• [WHAT YOU WILL DO]
Search the listing below for the word "ACCESS" and copy each line that holds it.

====================

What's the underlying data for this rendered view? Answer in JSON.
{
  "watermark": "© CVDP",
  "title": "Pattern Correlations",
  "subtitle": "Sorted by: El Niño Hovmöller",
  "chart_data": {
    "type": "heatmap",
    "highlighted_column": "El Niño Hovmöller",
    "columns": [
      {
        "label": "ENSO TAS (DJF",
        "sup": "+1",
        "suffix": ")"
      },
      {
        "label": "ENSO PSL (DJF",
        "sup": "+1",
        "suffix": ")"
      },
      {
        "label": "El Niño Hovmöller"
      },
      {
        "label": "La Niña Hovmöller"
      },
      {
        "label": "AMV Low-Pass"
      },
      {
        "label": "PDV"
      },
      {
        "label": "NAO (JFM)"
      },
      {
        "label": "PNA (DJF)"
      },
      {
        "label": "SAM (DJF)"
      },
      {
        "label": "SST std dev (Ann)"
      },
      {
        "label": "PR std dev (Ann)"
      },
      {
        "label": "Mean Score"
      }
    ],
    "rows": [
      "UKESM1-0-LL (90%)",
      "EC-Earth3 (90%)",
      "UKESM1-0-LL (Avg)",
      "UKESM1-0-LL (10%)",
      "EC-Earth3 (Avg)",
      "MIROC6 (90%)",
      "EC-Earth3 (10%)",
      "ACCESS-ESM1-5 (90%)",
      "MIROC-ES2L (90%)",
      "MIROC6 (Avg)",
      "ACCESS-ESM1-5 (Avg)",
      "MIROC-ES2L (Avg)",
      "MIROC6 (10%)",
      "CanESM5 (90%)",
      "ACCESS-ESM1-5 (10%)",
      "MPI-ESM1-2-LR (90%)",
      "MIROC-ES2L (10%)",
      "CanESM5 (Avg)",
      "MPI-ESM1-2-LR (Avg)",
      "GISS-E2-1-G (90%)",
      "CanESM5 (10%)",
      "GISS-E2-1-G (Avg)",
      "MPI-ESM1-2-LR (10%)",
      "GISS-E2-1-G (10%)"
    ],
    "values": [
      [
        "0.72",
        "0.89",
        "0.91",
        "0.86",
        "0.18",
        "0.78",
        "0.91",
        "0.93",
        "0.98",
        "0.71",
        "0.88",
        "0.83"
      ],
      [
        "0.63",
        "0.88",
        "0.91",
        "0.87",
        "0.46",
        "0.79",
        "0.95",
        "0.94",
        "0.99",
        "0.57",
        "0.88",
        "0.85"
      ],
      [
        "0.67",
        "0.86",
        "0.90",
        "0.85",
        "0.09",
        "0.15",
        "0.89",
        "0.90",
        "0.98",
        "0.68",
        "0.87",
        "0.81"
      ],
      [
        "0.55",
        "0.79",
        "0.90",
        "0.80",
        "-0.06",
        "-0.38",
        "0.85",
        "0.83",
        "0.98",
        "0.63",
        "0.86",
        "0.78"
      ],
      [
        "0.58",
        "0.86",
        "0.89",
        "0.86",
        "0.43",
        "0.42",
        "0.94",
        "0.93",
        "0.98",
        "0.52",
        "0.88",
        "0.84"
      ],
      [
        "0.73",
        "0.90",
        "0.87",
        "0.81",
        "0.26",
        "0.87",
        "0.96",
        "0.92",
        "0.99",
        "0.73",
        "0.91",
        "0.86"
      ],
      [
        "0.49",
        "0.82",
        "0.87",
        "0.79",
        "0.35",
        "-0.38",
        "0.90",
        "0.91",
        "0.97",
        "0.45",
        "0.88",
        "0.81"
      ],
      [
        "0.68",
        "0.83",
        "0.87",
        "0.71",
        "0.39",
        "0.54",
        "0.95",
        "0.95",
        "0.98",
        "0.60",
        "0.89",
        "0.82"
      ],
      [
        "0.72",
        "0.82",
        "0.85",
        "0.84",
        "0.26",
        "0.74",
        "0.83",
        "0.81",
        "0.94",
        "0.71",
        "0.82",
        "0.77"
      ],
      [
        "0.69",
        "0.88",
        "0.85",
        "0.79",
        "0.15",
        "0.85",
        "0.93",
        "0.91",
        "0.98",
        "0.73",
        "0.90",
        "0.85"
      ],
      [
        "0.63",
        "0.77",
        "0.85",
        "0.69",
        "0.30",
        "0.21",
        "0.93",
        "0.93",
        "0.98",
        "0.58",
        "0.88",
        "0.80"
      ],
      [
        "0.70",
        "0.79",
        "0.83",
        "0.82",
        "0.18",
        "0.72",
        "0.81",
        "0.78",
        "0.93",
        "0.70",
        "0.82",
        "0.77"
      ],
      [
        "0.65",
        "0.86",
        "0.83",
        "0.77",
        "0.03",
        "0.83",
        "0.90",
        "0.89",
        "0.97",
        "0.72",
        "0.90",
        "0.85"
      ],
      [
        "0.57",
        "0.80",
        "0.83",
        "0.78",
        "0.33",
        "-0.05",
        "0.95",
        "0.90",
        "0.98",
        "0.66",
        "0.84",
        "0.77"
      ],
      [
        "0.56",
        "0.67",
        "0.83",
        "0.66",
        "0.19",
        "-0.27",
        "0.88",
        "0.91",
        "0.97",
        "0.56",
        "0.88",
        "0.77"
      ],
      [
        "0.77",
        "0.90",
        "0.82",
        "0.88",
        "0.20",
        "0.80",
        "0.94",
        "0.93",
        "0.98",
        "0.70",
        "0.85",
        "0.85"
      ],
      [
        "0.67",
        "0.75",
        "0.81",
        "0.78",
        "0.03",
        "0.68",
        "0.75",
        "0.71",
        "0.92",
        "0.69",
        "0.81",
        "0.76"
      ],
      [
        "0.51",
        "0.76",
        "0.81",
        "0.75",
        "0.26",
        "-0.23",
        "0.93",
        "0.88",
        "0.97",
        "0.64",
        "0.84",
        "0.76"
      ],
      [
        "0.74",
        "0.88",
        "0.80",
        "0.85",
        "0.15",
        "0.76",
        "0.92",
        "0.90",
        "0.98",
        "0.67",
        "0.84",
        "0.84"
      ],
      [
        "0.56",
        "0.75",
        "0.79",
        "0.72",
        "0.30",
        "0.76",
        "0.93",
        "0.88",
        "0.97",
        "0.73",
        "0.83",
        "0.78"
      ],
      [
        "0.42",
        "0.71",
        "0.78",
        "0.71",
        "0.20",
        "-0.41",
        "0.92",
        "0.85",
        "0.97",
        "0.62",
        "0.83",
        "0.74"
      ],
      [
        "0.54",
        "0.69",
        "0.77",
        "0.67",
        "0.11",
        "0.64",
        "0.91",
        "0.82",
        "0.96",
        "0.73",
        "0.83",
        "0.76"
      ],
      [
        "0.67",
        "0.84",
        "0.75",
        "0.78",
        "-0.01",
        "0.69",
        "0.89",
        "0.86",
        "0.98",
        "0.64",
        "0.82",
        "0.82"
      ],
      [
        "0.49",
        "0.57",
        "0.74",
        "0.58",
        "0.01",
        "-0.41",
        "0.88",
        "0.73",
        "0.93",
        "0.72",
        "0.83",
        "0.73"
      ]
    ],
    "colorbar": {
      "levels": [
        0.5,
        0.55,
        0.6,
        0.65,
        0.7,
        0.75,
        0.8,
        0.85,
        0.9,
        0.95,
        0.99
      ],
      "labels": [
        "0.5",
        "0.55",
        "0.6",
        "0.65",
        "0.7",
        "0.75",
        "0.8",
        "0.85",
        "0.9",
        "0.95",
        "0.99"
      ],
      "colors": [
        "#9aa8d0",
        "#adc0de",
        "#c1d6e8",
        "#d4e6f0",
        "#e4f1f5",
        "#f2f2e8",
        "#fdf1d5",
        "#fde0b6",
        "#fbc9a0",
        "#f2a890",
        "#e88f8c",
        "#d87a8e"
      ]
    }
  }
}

====================

• [OUTPUT BELOW]
      "ACCESS-ESM1-5 (90%)",
      "ACCESS-ESM1-5 (Avg)",
      "ACCESS-ESM1-5 (10%)",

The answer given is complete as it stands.